*** MATERIAL FOR THIS EXERCISE ***
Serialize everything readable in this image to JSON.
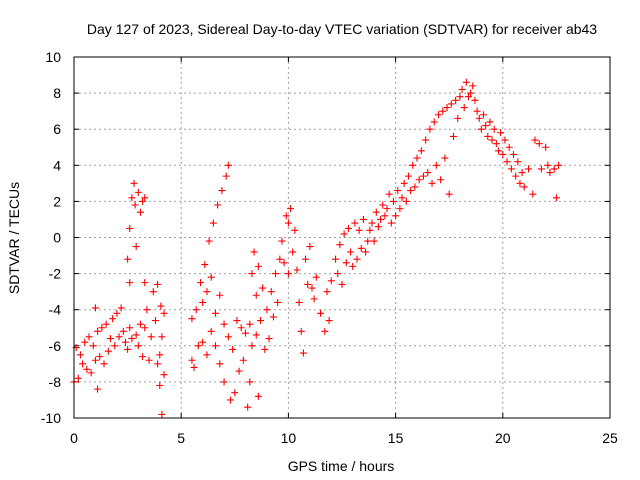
{
  "chart_data": {
    "type": "scatter",
    "title": "Day 127 of 2023, Sidereal Day-to-day VTEC variation (SDTVAR) for receiver ab43",
    "xlabel": "GPS time / hours",
    "ylabel": "SDTVAR / TECUs",
    "xlim": [
      0,
      25
    ],
    "ylim": [
      -10,
      10
    ],
    "xticks": [
      "0",
      "5",
      "10",
      "15",
      "20",
      "25"
    ],
    "yticks": [
      "-10",
      "-8",
      "-6",
      "-4",
      "-2",
      "0",
      "2",
      "4",
      "6",
      "8",
      "10"
    ],
    "grid": true,
    "marker": "+",
    "series": [
      {
        "name": "SDTVAR",
        "color": "#ff0000",
        "points": [
          [
            0.0,
            -8.0
          ],
          [
            0.1,
            -6.1
          ],
          [
            0.2,
            -7.8
          ],
          [
            0.3,
            -6.5
          ],
          [
            0.4,
            -7.0
          ],
          [
            0.5,
            -5.8
          ],
          [
            0.6,
            -7.3
          ],
          [
            0.7,
            -5.5
          ],
          [
            0.8,
            -7.5
          ],
          [
            0.9,
            -6.0
          ],
          [
            1.0,
            -3.9
          ],
          [
            1.0,
            -6.8
          ],
          [
            1.1,
            -8.4
          ],
          [
            1.1,
            -5.2
          ],
          [
            1.2,
            -6.6
          ],
          [
            1.3,
            -5.0
          ],
          [
            1.4,
            -7.0
          ],
          [
            1.5,
            -4.8
          ],
          [
            1.6,
            -6.3
          ],
          [
            1.7,
            -5.6
          ],
          [
            1.8,
            -4.5
          ],
          [
            1.9,
            -6.0
          ],
          [
            2.0,
            -4.2
          ],
          [
            2.1,
            -5.5
          ],
          [
            2.2,
            -3.9
          ],
          [
            2.3,
            -5.2
          ],
          [
            2.4,
            -5.8
          ],
          [
            2.5,
            -6.2
          ],
          [
            2.6,
            -5.0
          ],
          [
            2.7,
            -5.6
          ],
          [
            2.5,
            -1.2
          ],
          [
            2.6,
            -2.5
          ],
          [
            2.6,
            0.5
          ],
          [
            2.7,
            2.2
          ],
          [
            2.8,
            3.0
          ],
          [
            2.85,
            1.8
          ],
          [
            2.9,
            -0.5
          ],
          [
            3.0,
            2.5
          ],
          [
            3.1,
            1.4
          ],
          [
            3.2,
            2.0
          ],
          [
            3.3,
            2.2
          ],
          [
            2.9,
            -5.4
          ],
          [
            3.0,
            -6.0
          ],
          [
            3.1,
            -4.8
          ],
          [
            3.2,
            -6.6
          ],
          [
            3.3,
            -2.5
          ],
          [
            3.3,
            -5.0
          ],
          [
            3.4,
            -4.0
          ],
          [
            3.5,
            -6.8
          ],
          [
            3.6,
            -5.5
          ],
          [
            3.7,
            -3.0
          ],
          [
            3.8,
            -4.6
          ],
          [
            3.9,
            -7.0
          ],
          [
            3.9,
            -2.6
          ],
          [
            4.0,
            -8.2
          ],
          [
            4.0,
            -6.5
          ],
          [
            4.05,
            -3.8
          ],
          [
            4.1,
            -9.8
          ],
          [
            4.1,
            -5.5
          ],
          [
            4.2,
            -4.2
          ],
          [
            4.2,
            -7.6
          ],
          [
            5.5,
            -6.8
          ],
          [
            5.5,
            -4.5
          ],
          [
            5.6,
            -7.2
          ],
          [
            5.7,
            -4.0
          ],
          [
            5.8,
            -6.0
          ],
          [
            5.9,
            -2.5
          ],
          [
            6.0,
            -3.6
          ],
          [
            6.0,
            -5.8
          ],
          [
            6.1,
            -1.5
          ],
          [
            6.2,
            -3.0
          ],
          [
            6.2,
            -6.5
          ],
          [
            6.3,
            -0.2
          ],
          [
            6.4,
            -2.2
          ],
          [
            6.4,
            -5.2
          ],
          [
            6.5,
            0.8
          ],
          [
            6.6,
            -4.2
          ],
          [
            6.6,
            -6.0
          ],
          [
            6.7,
            1.8
          ],
          [
            6.8,
            -3.2
          ],
          [
            6.8,
            -7.0
          ],
          [
            6.9,
            2.6
          ],
          [
            7.0,
            -4.8
          ],
          [
            7.0,
            -8.0
          ],
          [
            7.1,
            3.4
          ],
          [
            7.2,
            4.0
          ],
          [
            7.2,
            -5.5
          ],
          [
            7.3,
            -9.0
          ],
          [
            7.4,
            -6.2
          ],
          [
            7.5,
            -8.6
          ],
          [
            7.6,
            -4.6
          ],
          [
            7.7,
            -7.4
          ],
          [
            7.8,
            -5.0
          ],
          [
            7.9,
            -6.8
          ],
          [
            8.0,
            -5.3
          ],
          [
            8.1,
            -9.4
          ],
          [
            8.2,
            -8.0
          ],
          [
            8.2,
            -4.8
          ],
          [
            8.3,
            -2.0
          ],
          [
            8.3,
            -6.0
          ],
          [
            8.4,
            -0.8
          ],
          [
            8.5,
            -3.2
          ],
          [
            8.5,
            -5.4
          ],
          [
            8.6,
            -1.6
          ],
          [
            8.6,
            -8.8
          ],
          [
            8.7,
            -4.6
          ],
          [
            8.8,
            -2.8
          ],
          [
            8.9,
            -6.2
          ],
          [
            9.0,
            -4.0
          ],
          [
            9.1,
            -5.6
          ],
          [
            9.2,
            -3.0
          ],
          [
            9.3,
            -4.4
          ],
          [
            9.4,
            -2.0
          ],
          [
            9.5,
            -3.6
          ],
          [
            9.6,
            -1.2
          ],
          [
            9.7,
            -0.2
          ],
          [
            9.8,
            -1.4
          ],
          [
            9.9,
            1.2
          ],
          [
            10.0,
            0.8
          ],
          [
            10.0,
            -2.0
          ],
          [
            10.1,
            1.6
          ],
          [
            10.2,
            -0.8
          ],
          [
            10.3,
            0.4
          ],
          [
            10.4,
            -1.8
          ],
          [
            10.5,
            -3.6
          ],
          [
            10.6,
            -5.2
          ],
          [
            10.7,
            -6.4
          ],
          [
            10.8,
            -1.2
          ],
          [
            10.9,
            -2.6
          ],
          [
            11.0,
            -0.5
          ],
          [
            11.1,
            -2.8
          ],
          [
            11.2,
            -3.4
          ],
          [
            11.3,
            -2.2
          ],
          [
            11.5,
            -4.2
          ],
          [
            11.7,
            -5.2
          ],
          [
            11.8,
            -3.0
          ],
          [
            11.9,
            -4.6
          ],
          [
            12.0,
            -2.4
          ],
          [
            12.2,
            -1.2
          ],
          [
            12.3,
            -2.0
          ],
          [
            12.4,
            -0.4
          ],
          [
            12.5,
            -2.6
          ],
          [
            12.6,
            0.2
          ],
          [
            12.7,
            -1.4
          ],
          [
            12.8,
            0.5
          ],
          [
            12.9,
            -0.8
          ],
          [
            13.0,
            -1.6
          ],
          [
            13.1,
            0.8
          ],
          [
            13.2,
            -1.2
          ],
          [
            13.3,
            0.4
          ],
          [
            13.4,
            -0.6
          ],
          [
            13.5,
            1.0
          ],
          [
            13.6,
            -0.8
          ],
          [
            13.7,
            -0.2
          ],
          [
            13.8,
            0.4
          ],
          [
            13.9,
            0.8
          ],
          [
            14.0,
            -0.2
          ],
          [
            14.1,
            1.4
          ],
          [
            14.2,
            0.6
          ],
          [
            14.3,
            1.0
          ],
          [
            14.4,
            1.8
          ],
          [
            14.5,
            1.2
          ],
          [
            14.6,
            1.6
          ],
          [
            14.7,
            2.4
          ],
          [
            14.8,
            0.8
          ],
          [
            14.9,
            2.0
          ],
          [
            15.0,
            1.2
          ],
          [
            15.1,
            2.6
          ],
          [
            15.2,
            1.6
          ],
          [
            15.3,
            2.2
          ],
          [
            15.4,
            3.0
          ],
          [
            15.5,
            2.0
          ],
          [
            15.6,
            3.4
          ],
          [
            15.7,
            2.6
          ],
          [
            15.8,
            4.0
          ],
          [
            15.9,
            2.8
          ],
          [
            16.0,
            4.4
          ],
          [
            16.1,
            3.2
          ],
          [
            16.2,
            4.8
          ],
          [
            16.3,
            3.4
          ],
          [
            16.4,
            5.4
          ],
          [
            16.5,
            3.6
          ],
          [
            16.6,
            6.0
          ],
          [
            16.7,
            3.0
          ],
          [
            16.8,
            6.4
          ],
          [
            16.9,
            4.0
          ],
          [
            17.0,
            6.8
          ],
          [
            17.1,
            3.2
          ],
          [
            17.2,
            7.0
          ],
          [
            17.3,
            4.4
          ],
          [
            17.4,
            7.2
          ],
          [
            17.5,
            2.4
          ],
          [
            17.6,
            7.4
          ],
          [
            17.7,
            5.6
          ],
          [
            17.8,
            7.6
          ],
          [
            17.9,
            6.6
          ],
          [
            18.0,
            7.8
          ],
          [
            18.1,
            8.2
          ],
          [
            18.2,
            7.2
          ],
          [
            18.3,
            8.6
          ],
          [
            18.4,
            7.8
          ],
          [
            18.5,
            8.0
          ],
          [
            18.6,
            8.4
          ],
          [
            18.7,
            7.6
          ],
          [
            18.8,
            7.0
          ],
          [
            18.9,
            6.6
          ],
          [
            19.0,
            6.0
          ],
          [
            19.1,
            6.8
          ],
          [
            19.2,
            6.2
          ],
          [
            19.3,
            5.6
          ],
          [
            19.4,
            6.4
          ],
          [
            19.5,
            5.4
          ],
          [
            19.6,
            6.0
          ],
          [
            19.7,
            5.2
          ],
          [
            19.8,
            4.8
          ],
          [
            19.9,
            5.8
          ],
          [
            20.0,
            4.6
          ],
          [
            20.1,
            5.4
          ],
          [
            20.2,
            4.2
          ],
          [
            20.3,
            5.0
          ],
          [
            20.4,
            3.8
          ],
          [
            20.5,
            4.6
          ],
          [
            20.6,
            3.4
          ],
          [
            20.7,
            4.2
          ],
          [
            20.8,
            3.0
          ],
          [
            20.9,
            3.6
          ],
          [
            21.0,
            2.8
          ],
          [
            21.2,
            3.8
          ],
          [
            21.4,
            2.4
          ],
          [
            21.5,
            5.4
          ],
          [
            21.7,
            5.2
          ],
          [
            21.8,
            3.8
          ],
          [
            22.0,
            5.0
          ],
          [
            22.1,
            4.0
          ],
          [
            22.2,
            3.6
          ],
          [
            22.4,
            3.8
          ],
          [
            22.5,
            2.2
          ],
          [
            22.6,
            4.0
          ]
        ]
      }
    ]
  }
}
***
CHALLENGE
Provide the number of lines in the data above that contain the string "SDTVAR", and nothing else.

FINISHED ANSWER
3